Task instructions
Copy all of the records below verbatim.

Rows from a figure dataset
»»
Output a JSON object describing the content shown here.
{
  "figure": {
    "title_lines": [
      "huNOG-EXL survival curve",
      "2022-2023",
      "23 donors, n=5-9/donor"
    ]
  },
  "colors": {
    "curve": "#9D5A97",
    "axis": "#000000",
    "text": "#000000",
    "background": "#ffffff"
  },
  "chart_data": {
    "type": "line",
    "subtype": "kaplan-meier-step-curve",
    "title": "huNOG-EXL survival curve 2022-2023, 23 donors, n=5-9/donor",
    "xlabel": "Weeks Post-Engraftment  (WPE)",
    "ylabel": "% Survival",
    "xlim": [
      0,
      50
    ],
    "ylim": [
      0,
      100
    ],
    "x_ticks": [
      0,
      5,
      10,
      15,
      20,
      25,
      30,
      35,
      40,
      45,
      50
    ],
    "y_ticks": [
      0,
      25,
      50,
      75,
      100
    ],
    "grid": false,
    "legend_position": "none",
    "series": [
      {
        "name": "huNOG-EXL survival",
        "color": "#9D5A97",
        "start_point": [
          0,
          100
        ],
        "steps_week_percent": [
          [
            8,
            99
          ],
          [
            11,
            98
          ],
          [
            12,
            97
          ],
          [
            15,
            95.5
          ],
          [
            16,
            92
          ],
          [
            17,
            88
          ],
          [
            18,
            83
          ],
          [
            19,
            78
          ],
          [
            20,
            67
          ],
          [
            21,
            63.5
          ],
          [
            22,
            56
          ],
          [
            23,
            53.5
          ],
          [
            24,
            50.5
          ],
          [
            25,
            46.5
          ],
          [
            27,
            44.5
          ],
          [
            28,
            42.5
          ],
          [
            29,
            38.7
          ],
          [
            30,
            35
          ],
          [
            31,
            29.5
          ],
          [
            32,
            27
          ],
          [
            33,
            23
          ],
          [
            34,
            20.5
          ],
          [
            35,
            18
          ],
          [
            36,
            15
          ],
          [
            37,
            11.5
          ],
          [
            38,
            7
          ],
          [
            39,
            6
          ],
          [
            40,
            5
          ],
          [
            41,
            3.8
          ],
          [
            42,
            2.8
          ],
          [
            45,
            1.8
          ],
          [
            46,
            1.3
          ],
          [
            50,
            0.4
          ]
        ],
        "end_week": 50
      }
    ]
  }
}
««
Expected output
Output a JSON object describing the content shown here.
{
  "figure": {
    "title_lines": [
      "huNOG-EXL survival curve",
      "2022-2023",
      "23 donors, n=5-9/donor"
    ]
  },
  "colors": {
    "curve": "#9D5A97",
    "axis": "#000000",
    "text": "#000000",
    "background": "#ffffff"
  },
  "chart_data": {
    "type": "line",
    "subtype": "kaplan-meier-step-curve",
    "title": "huNOG-EXL survival curve 2022-2023, 23 donors, n=5-9/donor",
    "xlabel": "Weeks Post-Engraftment  (WPE)",
    "ylabel": "% Survival",
    "xlim": [
      0,
      50
    ],
    "ylim": [
      0,
      100
    ],
    "x_ticks": [
      0,
      5,
      10,
      15,
      20,
      25,
      30,
      35,
      40,
      45,
      50
    ],
    "y_ticks": [
      0,
      25,
      50,
      75,
      100
    ],
    "grid": false,
    "legend_position": "none",
    "series": [
      {
        "name": "huNOG-EXL survival",
        "color": "#9D5A97",
        "start_point": [
          0,
          100
        ],
        "steps_week_percent": [
          [
            8,
            99
          ],
          [
            11,
            98
          ],
          [
            12,
            97
          ],
          [
            15,
            95.5
          ],
          [
            16,
            92
          ],
          [
            17,
            88
          ],
          [
            18,
            83
          ],
          [
            19,
            78
          ],
          [
            20,
            67
          ],
          [
            21,
            63.5
          ],
          [
            22,
            56
          ],
          [
            23,
            53.5
          ],
          [
            24,
            50.5
          ],
          [
            25,
            46.5
          ],
          [
            27,
            44.5
          ],
          [
            28,
            42.5
          ],
          [
            29,
            38.7
          ],
          [
            30,
            35
          ],
          [
            31,
            29.5
          ],
          [
            32,
            27
          ],
          [
            33,
            23
          ],
          [
            34,
            20.5
          ],
          [
            35,
            18
          ],
          [
            36,
            15
          ],
          [
            37,
            11.5
          ],
          [
            38,
            7
          ],
          [
            39,
            6
          ],
          [
            40,
            5
          ],
          [
            41,
            3.8
          ],
          [
            42,
            2.8
          ],
          [
            45,
            1.8
          ],
          [
            46,
            1.3
          ],
          [
            50,
            0.4
          ]
        ],
        "end_week": 50
      }
    ]
  }
}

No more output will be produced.